====== Exercise material ======
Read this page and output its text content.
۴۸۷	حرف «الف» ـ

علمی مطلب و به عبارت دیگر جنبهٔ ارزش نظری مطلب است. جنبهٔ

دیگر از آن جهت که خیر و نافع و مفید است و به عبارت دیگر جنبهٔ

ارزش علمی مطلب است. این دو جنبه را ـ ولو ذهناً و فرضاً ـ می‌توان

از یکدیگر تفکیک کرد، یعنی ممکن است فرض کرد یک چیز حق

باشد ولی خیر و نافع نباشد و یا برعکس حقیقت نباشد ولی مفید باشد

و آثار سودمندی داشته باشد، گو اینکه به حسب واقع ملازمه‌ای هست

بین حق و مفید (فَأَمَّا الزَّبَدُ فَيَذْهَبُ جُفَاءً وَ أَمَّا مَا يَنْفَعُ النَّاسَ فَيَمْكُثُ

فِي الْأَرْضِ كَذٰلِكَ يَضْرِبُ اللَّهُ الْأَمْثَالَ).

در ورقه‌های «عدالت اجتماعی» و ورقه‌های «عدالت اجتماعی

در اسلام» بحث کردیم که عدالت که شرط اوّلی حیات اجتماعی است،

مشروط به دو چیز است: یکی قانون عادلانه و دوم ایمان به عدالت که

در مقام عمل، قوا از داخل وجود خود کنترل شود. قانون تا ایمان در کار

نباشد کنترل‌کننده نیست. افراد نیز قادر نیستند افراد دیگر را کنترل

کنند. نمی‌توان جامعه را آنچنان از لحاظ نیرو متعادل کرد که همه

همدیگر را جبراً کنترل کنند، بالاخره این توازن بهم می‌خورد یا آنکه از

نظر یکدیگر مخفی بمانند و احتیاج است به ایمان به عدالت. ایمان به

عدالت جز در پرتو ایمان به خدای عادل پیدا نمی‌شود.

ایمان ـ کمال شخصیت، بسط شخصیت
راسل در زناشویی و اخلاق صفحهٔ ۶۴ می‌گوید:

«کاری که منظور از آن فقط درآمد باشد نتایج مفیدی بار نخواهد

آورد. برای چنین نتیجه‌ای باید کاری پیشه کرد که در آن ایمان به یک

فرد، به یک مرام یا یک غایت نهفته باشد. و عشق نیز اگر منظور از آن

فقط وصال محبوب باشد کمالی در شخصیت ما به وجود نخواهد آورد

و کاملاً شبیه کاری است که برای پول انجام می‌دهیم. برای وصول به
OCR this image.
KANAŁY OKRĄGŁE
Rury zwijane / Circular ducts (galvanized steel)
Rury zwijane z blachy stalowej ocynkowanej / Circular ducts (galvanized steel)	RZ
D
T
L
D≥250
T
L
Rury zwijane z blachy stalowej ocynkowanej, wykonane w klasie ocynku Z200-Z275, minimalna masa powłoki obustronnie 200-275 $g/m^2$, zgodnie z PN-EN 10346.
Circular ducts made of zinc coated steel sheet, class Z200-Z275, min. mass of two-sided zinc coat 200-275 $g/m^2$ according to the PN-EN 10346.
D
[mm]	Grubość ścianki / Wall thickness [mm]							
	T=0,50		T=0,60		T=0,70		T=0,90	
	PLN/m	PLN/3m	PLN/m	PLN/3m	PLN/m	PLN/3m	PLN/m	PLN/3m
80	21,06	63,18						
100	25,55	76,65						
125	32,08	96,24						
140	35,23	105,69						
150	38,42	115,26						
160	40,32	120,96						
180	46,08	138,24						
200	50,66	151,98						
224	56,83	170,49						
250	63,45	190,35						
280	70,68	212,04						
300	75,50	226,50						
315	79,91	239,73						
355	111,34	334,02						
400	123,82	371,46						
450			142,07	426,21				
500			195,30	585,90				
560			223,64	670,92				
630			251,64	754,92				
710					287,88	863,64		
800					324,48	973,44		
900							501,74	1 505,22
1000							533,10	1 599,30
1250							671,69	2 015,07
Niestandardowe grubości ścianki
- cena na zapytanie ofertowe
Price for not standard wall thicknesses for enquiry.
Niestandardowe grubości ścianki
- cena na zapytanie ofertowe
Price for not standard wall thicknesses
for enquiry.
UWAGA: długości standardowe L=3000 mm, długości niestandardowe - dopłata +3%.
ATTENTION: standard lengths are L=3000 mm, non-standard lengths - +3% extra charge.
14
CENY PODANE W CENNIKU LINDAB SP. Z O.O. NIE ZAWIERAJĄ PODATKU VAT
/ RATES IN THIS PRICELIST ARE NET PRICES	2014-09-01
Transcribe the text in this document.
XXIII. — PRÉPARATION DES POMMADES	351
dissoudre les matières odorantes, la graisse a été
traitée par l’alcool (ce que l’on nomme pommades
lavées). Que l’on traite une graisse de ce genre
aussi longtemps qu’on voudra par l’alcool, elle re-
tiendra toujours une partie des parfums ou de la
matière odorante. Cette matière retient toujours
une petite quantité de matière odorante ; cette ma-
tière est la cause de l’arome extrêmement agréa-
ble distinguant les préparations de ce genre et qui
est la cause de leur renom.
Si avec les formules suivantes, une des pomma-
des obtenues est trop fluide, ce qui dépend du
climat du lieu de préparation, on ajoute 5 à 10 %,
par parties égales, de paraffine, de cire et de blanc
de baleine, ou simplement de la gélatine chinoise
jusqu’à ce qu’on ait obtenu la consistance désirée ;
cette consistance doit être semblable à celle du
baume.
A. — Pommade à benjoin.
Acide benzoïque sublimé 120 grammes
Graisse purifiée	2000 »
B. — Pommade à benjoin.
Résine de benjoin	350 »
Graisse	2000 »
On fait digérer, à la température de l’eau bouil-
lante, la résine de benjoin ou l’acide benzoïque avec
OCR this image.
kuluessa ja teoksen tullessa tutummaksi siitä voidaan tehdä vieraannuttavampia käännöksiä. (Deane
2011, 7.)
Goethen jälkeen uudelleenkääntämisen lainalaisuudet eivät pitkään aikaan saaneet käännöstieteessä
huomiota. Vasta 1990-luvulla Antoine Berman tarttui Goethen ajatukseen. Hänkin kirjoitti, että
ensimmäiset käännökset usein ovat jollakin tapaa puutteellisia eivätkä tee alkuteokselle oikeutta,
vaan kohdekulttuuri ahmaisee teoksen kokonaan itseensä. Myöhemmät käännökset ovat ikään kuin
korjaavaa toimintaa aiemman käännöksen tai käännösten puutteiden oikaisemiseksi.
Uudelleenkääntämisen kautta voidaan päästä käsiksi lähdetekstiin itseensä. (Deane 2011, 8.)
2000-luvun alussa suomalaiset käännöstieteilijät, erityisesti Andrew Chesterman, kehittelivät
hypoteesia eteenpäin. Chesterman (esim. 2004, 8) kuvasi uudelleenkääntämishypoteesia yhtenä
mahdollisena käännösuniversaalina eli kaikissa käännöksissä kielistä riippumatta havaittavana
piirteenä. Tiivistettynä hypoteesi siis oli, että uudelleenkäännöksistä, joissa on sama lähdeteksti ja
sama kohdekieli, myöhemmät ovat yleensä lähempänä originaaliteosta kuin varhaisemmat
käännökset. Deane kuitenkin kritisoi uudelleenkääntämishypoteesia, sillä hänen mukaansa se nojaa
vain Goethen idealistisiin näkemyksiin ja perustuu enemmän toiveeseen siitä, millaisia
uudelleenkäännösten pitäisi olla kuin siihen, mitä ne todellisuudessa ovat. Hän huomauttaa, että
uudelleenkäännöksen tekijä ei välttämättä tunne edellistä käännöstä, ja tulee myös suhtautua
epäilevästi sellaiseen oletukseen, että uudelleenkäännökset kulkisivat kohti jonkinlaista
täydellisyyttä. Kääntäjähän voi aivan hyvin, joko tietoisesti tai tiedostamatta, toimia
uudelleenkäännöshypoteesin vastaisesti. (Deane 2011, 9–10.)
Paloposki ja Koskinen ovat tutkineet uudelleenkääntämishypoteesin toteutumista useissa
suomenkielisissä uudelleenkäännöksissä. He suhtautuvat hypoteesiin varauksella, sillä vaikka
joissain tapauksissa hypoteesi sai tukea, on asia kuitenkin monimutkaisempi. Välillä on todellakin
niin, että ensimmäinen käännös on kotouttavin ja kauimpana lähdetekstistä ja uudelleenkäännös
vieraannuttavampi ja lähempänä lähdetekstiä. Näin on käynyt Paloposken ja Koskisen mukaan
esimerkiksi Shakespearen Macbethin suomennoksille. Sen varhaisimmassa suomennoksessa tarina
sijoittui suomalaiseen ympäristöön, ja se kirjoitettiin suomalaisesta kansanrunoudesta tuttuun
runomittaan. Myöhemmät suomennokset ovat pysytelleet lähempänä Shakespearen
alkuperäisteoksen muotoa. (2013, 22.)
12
======
▶ **The problem**:
Filter for "ایمان". Return all lines that hold it.

▶ **Response to this exercise**:
مشروط به دو چیز است: یکی قانون عادلانه و دوم ایمان به عدالت که
در مقام عمل، قوا از داخل وجود خود کنترل شود. قانون تا ایمان در کار
نظر یکدیگر مخفی بمانند و احتیاج است به ایمان به عدالت. ایمان به
عدالت جز در پرتو ایمان به خدای عادل پیدا نمی‌شود.
ایمان ـ کمال شخصیت، بسط شخصیت
آورد. برای چنین نتیجه‌ای باید کاری پیشه کرد که در آن ایمان به یک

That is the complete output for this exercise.